## What this task involves
From the listing below, pull out every line where the string "Today" appears.

Extracted records:

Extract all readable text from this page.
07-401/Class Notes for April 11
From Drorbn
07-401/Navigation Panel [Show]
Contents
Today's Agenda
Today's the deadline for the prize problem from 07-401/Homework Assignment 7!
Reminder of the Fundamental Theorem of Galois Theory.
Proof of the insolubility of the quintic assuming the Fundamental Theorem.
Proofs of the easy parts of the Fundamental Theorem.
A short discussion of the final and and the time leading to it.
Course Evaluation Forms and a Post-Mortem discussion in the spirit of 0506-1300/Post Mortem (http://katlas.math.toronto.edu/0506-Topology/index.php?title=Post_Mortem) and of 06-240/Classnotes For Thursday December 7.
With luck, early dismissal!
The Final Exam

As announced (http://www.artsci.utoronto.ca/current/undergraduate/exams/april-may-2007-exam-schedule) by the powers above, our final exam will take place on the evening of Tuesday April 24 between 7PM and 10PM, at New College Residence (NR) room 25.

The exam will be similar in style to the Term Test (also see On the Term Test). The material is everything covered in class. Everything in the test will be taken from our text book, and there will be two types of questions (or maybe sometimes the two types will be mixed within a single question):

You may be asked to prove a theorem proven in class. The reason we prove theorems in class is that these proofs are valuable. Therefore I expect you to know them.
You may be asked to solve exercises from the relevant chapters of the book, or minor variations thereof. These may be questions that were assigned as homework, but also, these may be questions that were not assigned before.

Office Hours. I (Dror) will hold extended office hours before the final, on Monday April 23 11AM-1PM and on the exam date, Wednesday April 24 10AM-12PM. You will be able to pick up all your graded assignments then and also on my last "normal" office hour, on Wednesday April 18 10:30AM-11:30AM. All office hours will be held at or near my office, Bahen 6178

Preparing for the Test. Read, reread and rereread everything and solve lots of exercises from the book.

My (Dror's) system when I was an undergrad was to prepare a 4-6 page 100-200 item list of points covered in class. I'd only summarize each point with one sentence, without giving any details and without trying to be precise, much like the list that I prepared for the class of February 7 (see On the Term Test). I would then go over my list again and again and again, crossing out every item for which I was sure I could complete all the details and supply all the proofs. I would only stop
---
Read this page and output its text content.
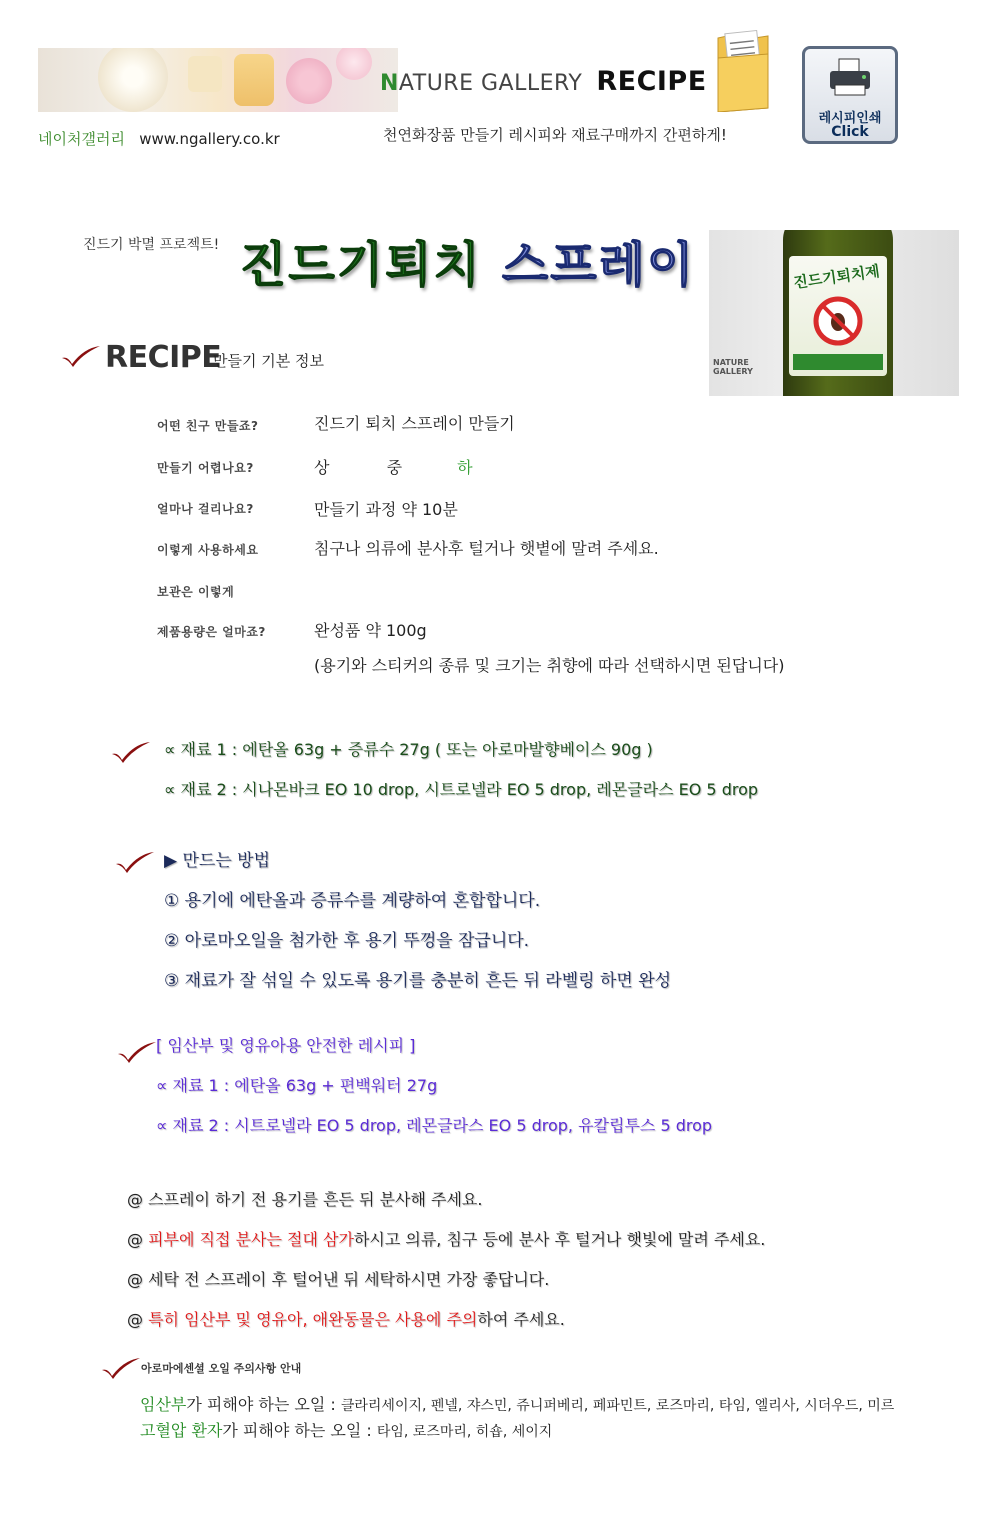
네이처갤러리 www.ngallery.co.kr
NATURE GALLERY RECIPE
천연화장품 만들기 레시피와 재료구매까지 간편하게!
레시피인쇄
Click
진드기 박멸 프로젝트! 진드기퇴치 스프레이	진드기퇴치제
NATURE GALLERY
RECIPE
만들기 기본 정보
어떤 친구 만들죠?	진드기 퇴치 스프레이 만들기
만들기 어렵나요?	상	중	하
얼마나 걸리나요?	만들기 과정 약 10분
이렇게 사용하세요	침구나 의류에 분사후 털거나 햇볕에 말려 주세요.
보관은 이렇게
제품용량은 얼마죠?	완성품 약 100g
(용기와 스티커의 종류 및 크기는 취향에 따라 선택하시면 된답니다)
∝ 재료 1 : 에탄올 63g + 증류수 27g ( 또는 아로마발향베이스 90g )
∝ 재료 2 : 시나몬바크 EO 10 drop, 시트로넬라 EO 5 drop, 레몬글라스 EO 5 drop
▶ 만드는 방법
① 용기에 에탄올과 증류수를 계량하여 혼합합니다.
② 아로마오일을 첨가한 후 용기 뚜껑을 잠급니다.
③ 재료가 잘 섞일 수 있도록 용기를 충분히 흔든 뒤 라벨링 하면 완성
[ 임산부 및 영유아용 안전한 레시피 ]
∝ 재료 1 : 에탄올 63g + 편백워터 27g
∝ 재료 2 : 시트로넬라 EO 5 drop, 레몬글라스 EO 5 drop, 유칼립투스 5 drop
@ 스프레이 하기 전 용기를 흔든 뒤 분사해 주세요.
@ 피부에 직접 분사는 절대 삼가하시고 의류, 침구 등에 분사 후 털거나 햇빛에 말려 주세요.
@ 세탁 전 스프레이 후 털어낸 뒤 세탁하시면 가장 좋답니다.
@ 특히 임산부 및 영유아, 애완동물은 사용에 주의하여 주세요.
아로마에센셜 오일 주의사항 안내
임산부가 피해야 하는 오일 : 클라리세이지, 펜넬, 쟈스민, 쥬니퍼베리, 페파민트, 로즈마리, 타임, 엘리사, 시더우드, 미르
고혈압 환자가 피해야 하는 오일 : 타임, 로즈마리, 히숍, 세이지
...
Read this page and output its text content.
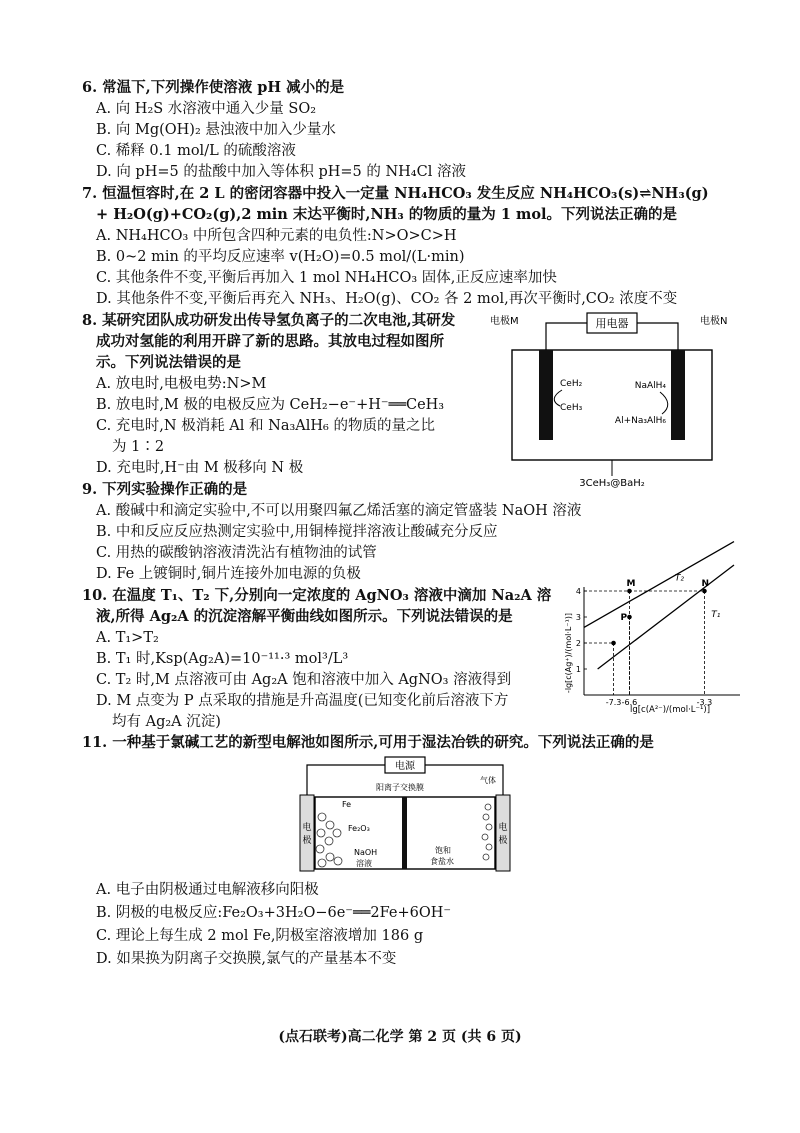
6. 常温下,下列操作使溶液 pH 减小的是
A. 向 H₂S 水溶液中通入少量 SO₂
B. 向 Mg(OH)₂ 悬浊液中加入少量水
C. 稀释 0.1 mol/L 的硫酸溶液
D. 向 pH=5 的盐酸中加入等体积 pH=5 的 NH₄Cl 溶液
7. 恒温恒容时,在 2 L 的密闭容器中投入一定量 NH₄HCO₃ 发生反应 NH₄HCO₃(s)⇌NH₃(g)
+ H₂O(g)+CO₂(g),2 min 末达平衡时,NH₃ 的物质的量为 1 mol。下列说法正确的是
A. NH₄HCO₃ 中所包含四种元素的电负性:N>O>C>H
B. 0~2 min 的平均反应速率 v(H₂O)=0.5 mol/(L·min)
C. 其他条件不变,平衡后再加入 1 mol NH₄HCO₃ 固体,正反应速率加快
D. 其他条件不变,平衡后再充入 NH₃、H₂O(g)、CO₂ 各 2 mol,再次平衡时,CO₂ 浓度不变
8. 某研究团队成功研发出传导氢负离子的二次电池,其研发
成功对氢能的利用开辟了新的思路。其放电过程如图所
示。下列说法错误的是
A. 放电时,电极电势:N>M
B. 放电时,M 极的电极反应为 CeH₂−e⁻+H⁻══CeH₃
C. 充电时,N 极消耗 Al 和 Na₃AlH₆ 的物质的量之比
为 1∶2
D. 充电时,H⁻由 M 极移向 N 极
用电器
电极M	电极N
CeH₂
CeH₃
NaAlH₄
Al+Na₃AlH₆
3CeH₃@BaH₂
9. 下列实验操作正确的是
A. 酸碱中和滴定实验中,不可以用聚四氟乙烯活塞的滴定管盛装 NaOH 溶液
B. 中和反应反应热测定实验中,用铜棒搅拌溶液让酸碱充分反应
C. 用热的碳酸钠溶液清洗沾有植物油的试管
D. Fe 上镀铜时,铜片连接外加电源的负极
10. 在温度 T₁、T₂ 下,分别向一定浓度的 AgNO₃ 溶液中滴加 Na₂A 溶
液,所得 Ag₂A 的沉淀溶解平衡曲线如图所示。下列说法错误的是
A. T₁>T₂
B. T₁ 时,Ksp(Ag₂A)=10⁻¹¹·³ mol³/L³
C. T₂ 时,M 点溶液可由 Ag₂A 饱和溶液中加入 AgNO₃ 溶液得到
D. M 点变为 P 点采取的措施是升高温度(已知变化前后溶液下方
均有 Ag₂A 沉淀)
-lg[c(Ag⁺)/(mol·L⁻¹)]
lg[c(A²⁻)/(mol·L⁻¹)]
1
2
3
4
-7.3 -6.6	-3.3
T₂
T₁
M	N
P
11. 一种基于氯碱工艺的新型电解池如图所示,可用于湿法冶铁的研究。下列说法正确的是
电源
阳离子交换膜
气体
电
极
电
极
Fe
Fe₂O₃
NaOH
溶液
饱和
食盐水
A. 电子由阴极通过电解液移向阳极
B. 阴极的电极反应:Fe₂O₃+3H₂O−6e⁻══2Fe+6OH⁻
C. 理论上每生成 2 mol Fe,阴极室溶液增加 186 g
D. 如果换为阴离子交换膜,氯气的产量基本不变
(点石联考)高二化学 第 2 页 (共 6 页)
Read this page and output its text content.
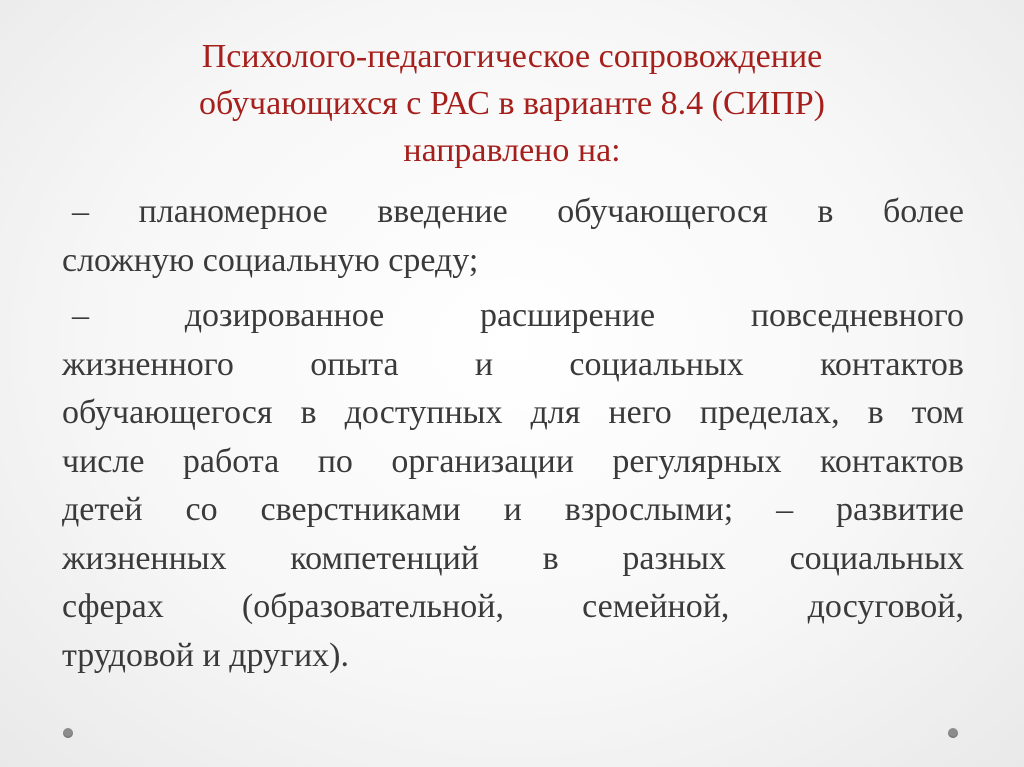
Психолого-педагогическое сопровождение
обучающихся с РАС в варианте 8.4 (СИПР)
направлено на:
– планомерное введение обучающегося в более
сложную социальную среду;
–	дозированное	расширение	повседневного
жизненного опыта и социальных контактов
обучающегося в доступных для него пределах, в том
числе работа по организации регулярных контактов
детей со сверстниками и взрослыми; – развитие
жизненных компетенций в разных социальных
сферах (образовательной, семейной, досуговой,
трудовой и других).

## Response
Today's Agenda
Today's the deadline for the prize problem from 07-401/Homework Assignment 7!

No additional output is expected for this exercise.